▸ **Problem description**
Your task is to repeat the lines below exactly, excluding any pictures they contain.

▸ **Information provided**
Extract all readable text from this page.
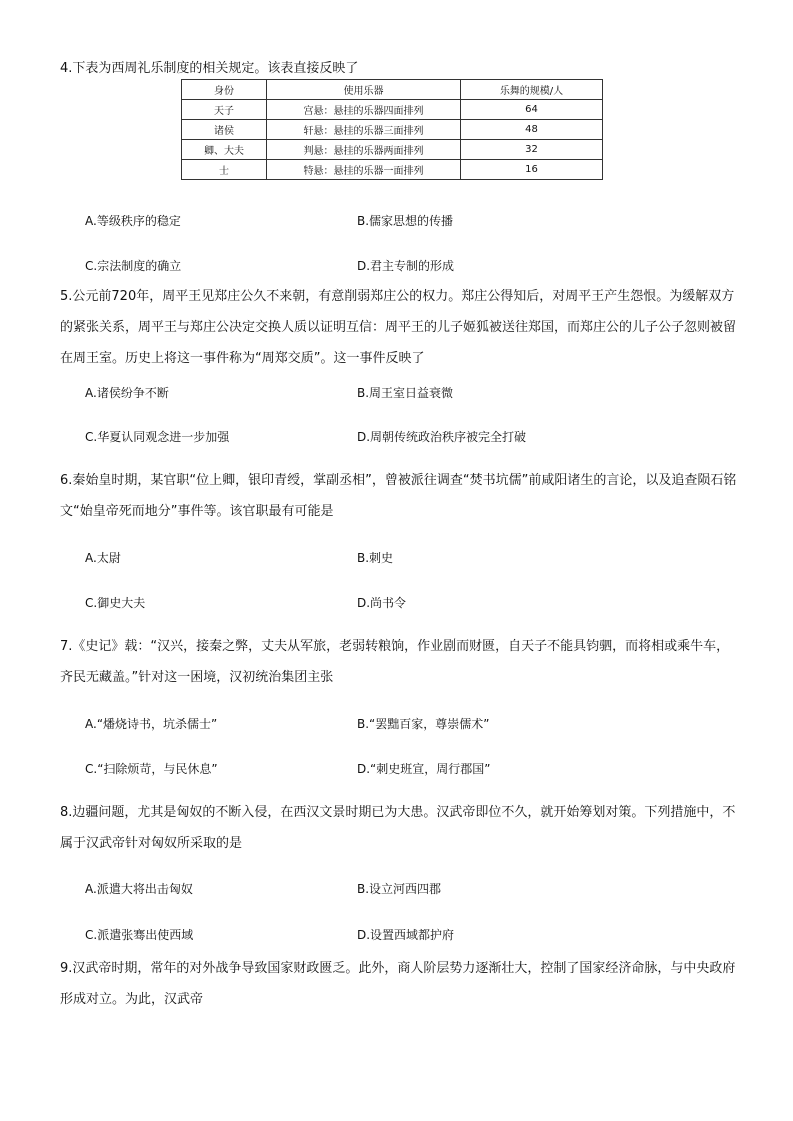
4.下表为西周礼乐制度的相关规定。该表直接反映了

身份	使用乐器	乐舞的规模/人
天子	宫悬：悬挂的乐器四面排列	64
诸侯	轩悬：悬挂的乐器三面排列	48
卿、大夫	判悬：悬挂的乐器两面排列	32
士	特悬：悬挂的乐器一面排列	16
A.等级秩序的稳定	B.儒家思想的传播
C.宗法制度的确立	D.君主专制的形成

5.公元前720年，周平王见郑庄公久不来朝，有意削弱郑庄公的权力。郑庄公得知后，对周平王产生怨恨。为缓解双方的紧张关系，周平王与郑庄公决定交换人质以证明互信：周平王的儿子姬狐被送往郑国，而郑庄公的儿子公子忽则被留在周王室。历史上将这一事件称为“周郑交质”。这一事件反映了

A.诸侯纷争不断	B.周王室日益衰微
C.华夏认同观念进一步加强	D.周朝传统政治秩序被完全打破

6.秦始皇时期，某官职“位上卿，银印青绶，掌副丞相”，曾被派往调查“焚书坑儒”前咸阳诸生的言论，以及追查陨石铭文“始皇帝死而地分”事件等。该官职最有可能是

A.太尉	B.刺史
C.御史大夫	D.尚书令

7.《史记》载：“汉兴，接秦之弊，丈夫从军旅，老弱转粮饷，作业剧而财匮，自天子不能具钧驷，而将相或乘牛车，齐民无藏盖。”针对这一困境，汉初统治集团主张

A.“燔烧诗书，坑杀儒士”	B.“罢黜百家，尊崇儒术”
C.“扫除烦苛，与民休息”	D.“刺史班宣，周行郡国”

8.边疆问题，尤其是匈奴的不断入侵，在西汉文景时期已为大患。汉武帝即位不久，就开始筹划对策。下列措施中，不属于汉武帝针对匈奴所采取的是

A.派遣大将出击匈奴	B.设立河西四郡
C.派遣张骞出使西域	D.设置西域都护府

9.汉武帝时期，常年的对外战争导致国家财政匮乏。此外，商人阶层势力逐渐壮大，控制了国家经济命脉，与中央政府形成对立。为此，汉武帝
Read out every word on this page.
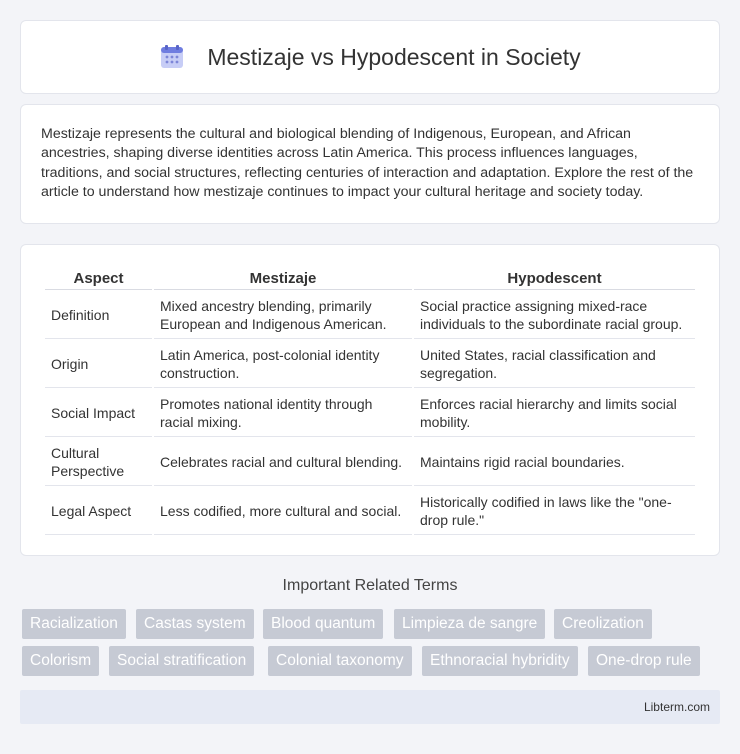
Mestizaje vs Hypodescent in Society

Mestizaje represents the cultural and biological blending of Indigenous, European, and African ancestries, shaping diverse identities across Latin America. This process influences languages, traditions, and social structures, reflecting centuries of interaction and adaptation. Explore the rest of the article to understand how mestizaje continues to impact your cultural heritage and society today.

Aspect	Mestizaje	Hypodescent
Definition	Mixed ancestry blending, primarily European and Indigenous American.	Social practice assigning mixed-race individuals to the subordinate racial group.
Origin	Latin America, post-colonial identity construction.	United States, racial classification and segregation.
Social Impact	Promotes national identity through racial mixing.	Enforces racial hierarchy and limits social mobility.
Cultural Perspective	Celebrates racial and cultural blending.	Maintains rigid racial boundaries.
Legal Aspect	Less codified, more cultural and social.	Historically codified in laws like the "one-drop rule."
Important Related Terms
Racialization	Castas system	Blood quantum	Limpieza de sangre	Creolization
Colorism	Social stratification	Colonial taxonomy	Ethnoracial hybridity	One-drop rule
Libterm.com
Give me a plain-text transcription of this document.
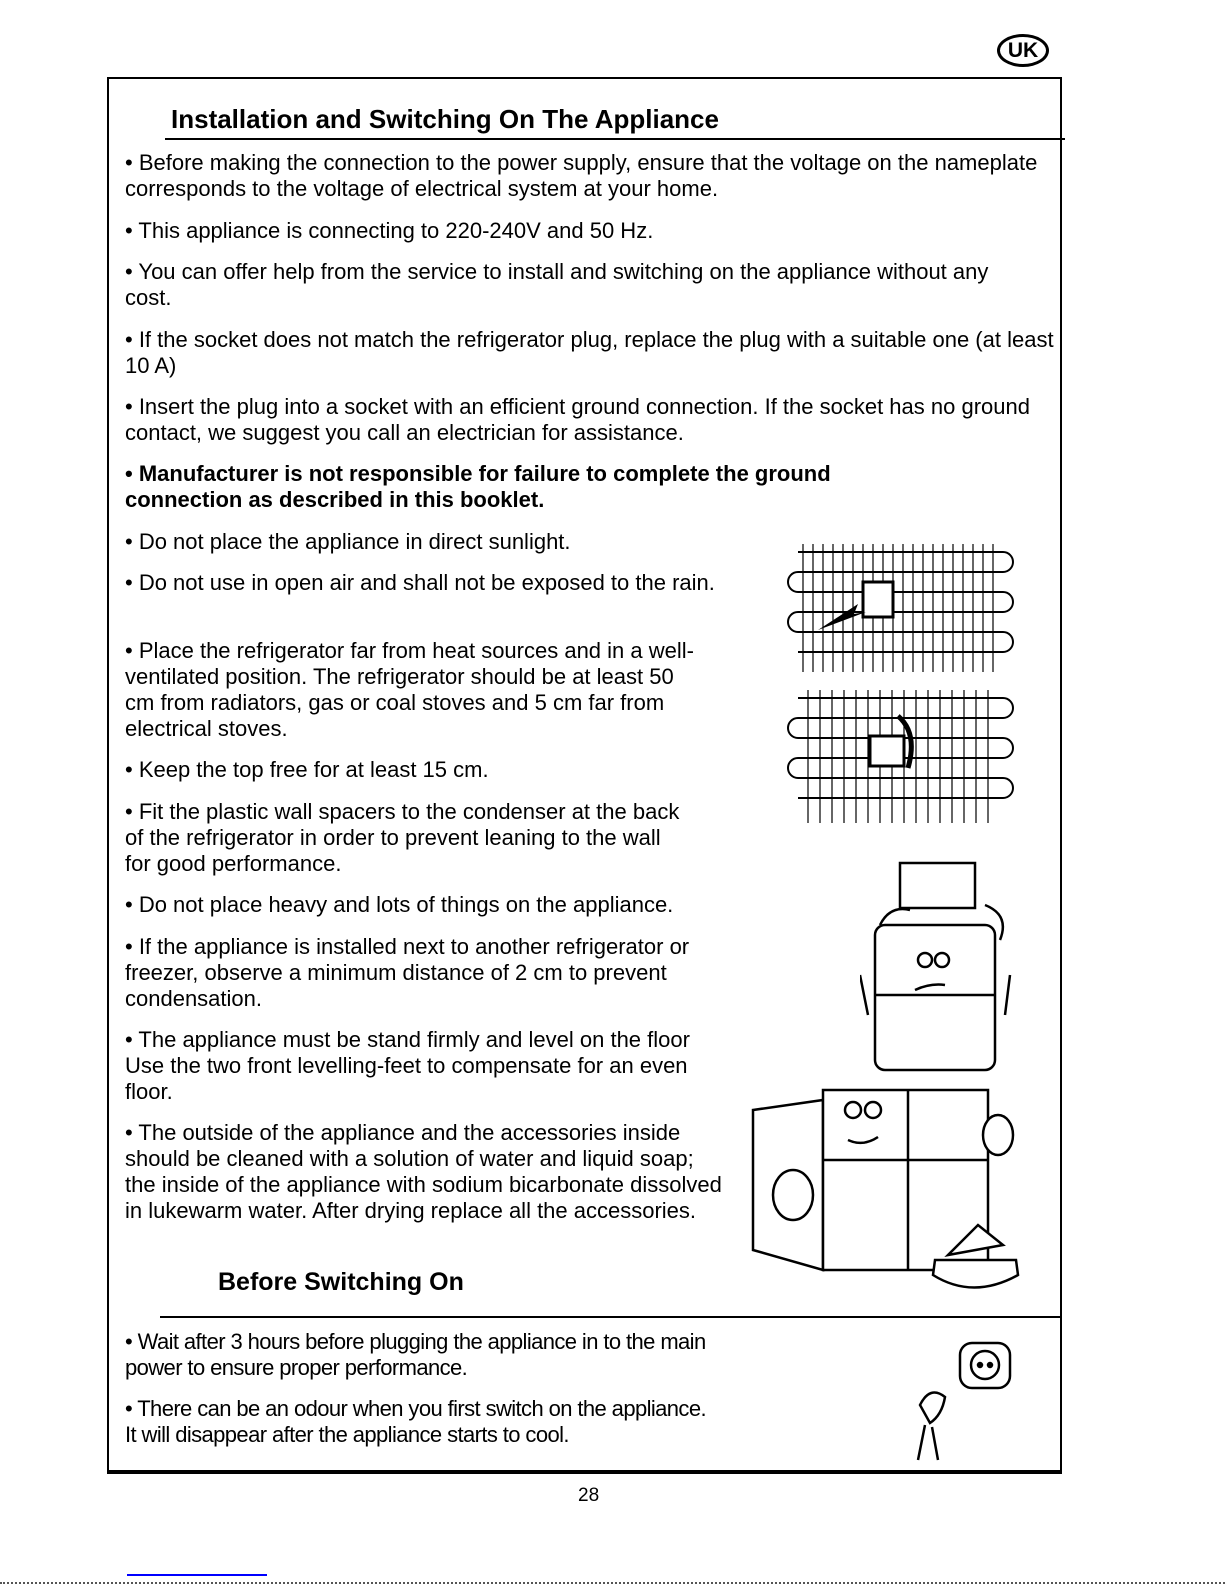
UK
Installation and Switching On The Appliance
• Before making the connection to the power supply, ensure that the voltage on the nameplate corresponds to the voltage of electrical system at your home.
• This appliance is connecting to 220-240V and 50 Hz.
• You can offer help from the service to install and switching on the appliance without any cost.
• If the socket does not match the refrigerator plug, replace the plug with a suitable one (at least 10 A)
• Insert the plug into a socket with an efficient ground connection. If the socket has no ground contact, we suggest you call an electrician for assistance.
• Manufacturer is not responsible for failure to complete the ground connection as described in this booklet.
• Do not place the appliance in direct sunlight.
• Do not use in open air and shall not be exposed to the rain.
• Place the refrigerator far from heat sources and in a well-ventilated position. The refrigerator should be at least 50 cm from radiators, gas or coal stoves and 5 cm far from electrical stoves.
• Keep the top free for at least 15 cm.
• Fit the plastic wall spacers to the condenser at the back of the refrigerator in order to prevent leaning to the wall for good performance.
• Do not place heavy and lots of things on the appliance.
• If the appliance is installed next to another refrigerator or freezer, observe a minimum distance of 2 cm to prevent condensation.
• The appliance must be stand firmly and level on the floor Use the two front levelling-feet to compensate for an even floor.
• The outside of the appliance and the accessories inside should be cleaned with a solution of water and liquid soap; the inside of the appliance with sodium bicarbonate dissolved in lukewarm water. After drying replace all the accessories.
Before Switching On
• Wait after 3 hours before plugging the appliance in to the main power to ensure proper performance.
• There can be an odour when you first switch on the appliance. It will disappear after the appliance starts to cool.
28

▸ **Exercise answer**
Extract all readable text from this page.
4.下表为西周礼乐制度的相关规定。该表直接反映了

身份	使用乐器	乐舞的规模/人
天子	宫悬：悬挂的乐器四面排列	64
诸侯	轩悬：悬挂的乐器三面排列	48
卿、大夫	判悬：悬挂的乐器两面排列	32
士	特悬：悬挂的乐器一面排列	16
A.等级秩序的稳定	B.儒家思想的传播
C.宗法制度的确立	D.君主专制的形成

5.公元前720年，周平王见郑庄公久不来朝，有意削弱郑庄公的权力。郑庄公得知后，对周平王产生怨恨。为缓解双方的紧张关系，周平王与郑庄公决定交换人质以证明互信：周平王的儿子姬狐被送往郑国，而郑庄公的儿子公子忽则被留在周王室。历史上将这一事件称为“周郑交质”。这一事件反映了

A.诸侯纷争不断	B.周王室日益衰微
C.华夏认同观念进一步加强	D.周朝传统政治秩序被完全打破

6.秦始皇时期，某官职“位上卿，银印青绶，掌副丞相”，曾被派往调查“焚书坑儒”前咸阳诸生的言论，以及追查陨石铭文“始皇帝死而地分”事件等。该官职最有可能是

A.太尉	B.刺史
C.御史大夫	D.尚书令

7.《史记》载：“汉兴，接秦之弊，丈夫从军旅，老弱转粮饷，作业剧而财匮，自天子不能具钧驷，而将相或乘牛车，齐民无藏盖。”针对这一困境，汉初统治集团主张

A.“燔烧诗书，坑杀儒士”	B.“罢黜百家，尊崇儒术”
C.“扫除烦苛，与民休息”	D.“刺史班宣，周行郡国”

8.边疆问题，尤其是匈奴的不断入侵，在西汉文景时期已为大患。汉武帝即位不久，就开始筹划对策。下列措施中，不属于汉武帝针对匈奴所采取的是

A.派遣大将出击匈奴	B.设立河西四郡
C.派遣张骞出使西域	D.设置西域都护府

9.汉武帝时期，常年的对外战争导致国家财政匮乏。此外，商人阶层势力逐渐壮大，控制了国家经济命脉，与中央政府形成对立。为此，汉武帝
Read out every word on this page.
Mestizaje vs Hypodescent in Society

Mestizaje represents the cultural and biological blending of Indigenous, European, and African ancestries, shaping diverse identities across Latin America. This process influences languages, traditions, and social structures, reflecting centuries of interaction and adaptation. Explore the rest of the article to understand how mestizaje continues to impact your cultural heritage and society today.

Aspect	Mestizaje	Hypodescent
Definition	Mixed ancestry blending, primarily European and Indigenous American.	Social practice assigning mixed-race individuals to the subordinate racial group.
Origin	Latin America, post-colonial identity construction.	United States, racial classification and segregation.
Social Impact	Promotes national identity through racial mixing.	Enforces racial hierarchy and limits social mobility.
Cultural Perspective	Celebrates racial and cultural blending.	Maintains rigid racial boundaries.
Legal Aspect	Less codified, more cultural and social.	Historically codified in laws like the "one-drop rule."
Important Related Terms
Racialization	Castas system	Blood quantum	Limpieza de sangre	Creolization
Colorism	Social stratification	Colonial taxonomy	Ethnoracial hybridity	One-drop rule
Libterm.com
Give me a plain-text transcription of this document.
UK
Installation and Switching On The Appliance
• Before making the connection to the power supply, ensure that the voltage on the nameplate corresponds to the voltage of electrical system at your home.
• This appliance is connecting to 220-240V and 50 Hz.
• You can offer help from the service to install and switching on the appliance without any cost.
• If the socket does not match the refrigerator plug, replace the plug with a suitable one (at least 10 A)
• Insert the plug into a socket with an efficient ground connection. If the socket has no ground contact, we suggest you call an electrician for assistance.
• Manufacturer is not responsible for failure to complete the ground connection as described in this booklet.
• Do not place the appliance in direct sunlight.
• Do not use in open air and shall not be exposed to the rain.
• Place the refrigerator far from heat sources and in a well-ventilated position. The refrigerator should be at least 50 cm from radiators, gas or coal stoves and 5 cm far from electrical stoves.
• Keep the top free for at least 15 cm.
• Fit the plastic wall spacers to the condenser at the back of the refrigerator in order to prevent leaning to the wall for good performance.
• Do not place heavy and lots of things on the appliance.
• If the appliance is installed next to another refrigerator or freezer, observe a minimum distance of 2 cm to prevent condensation.
• The appliance must be stand firmly and level on the floor Use the two front levelling-feet to compensate for an even floor.
• The outside of the appliance and the accessories inside should be cleaned with a solution of water and liquid soap; the inside of the appliance with sodium bicarbonate dissolved in lukewarm water. After drying replace all the accessories.
Before Switching On
• Wait after 3 hours before plugging the appliance in to the main power to ensure proper performance.
• There can be an odour when you first switch on the appliance. It will disappear after the appliance starts to cool.
28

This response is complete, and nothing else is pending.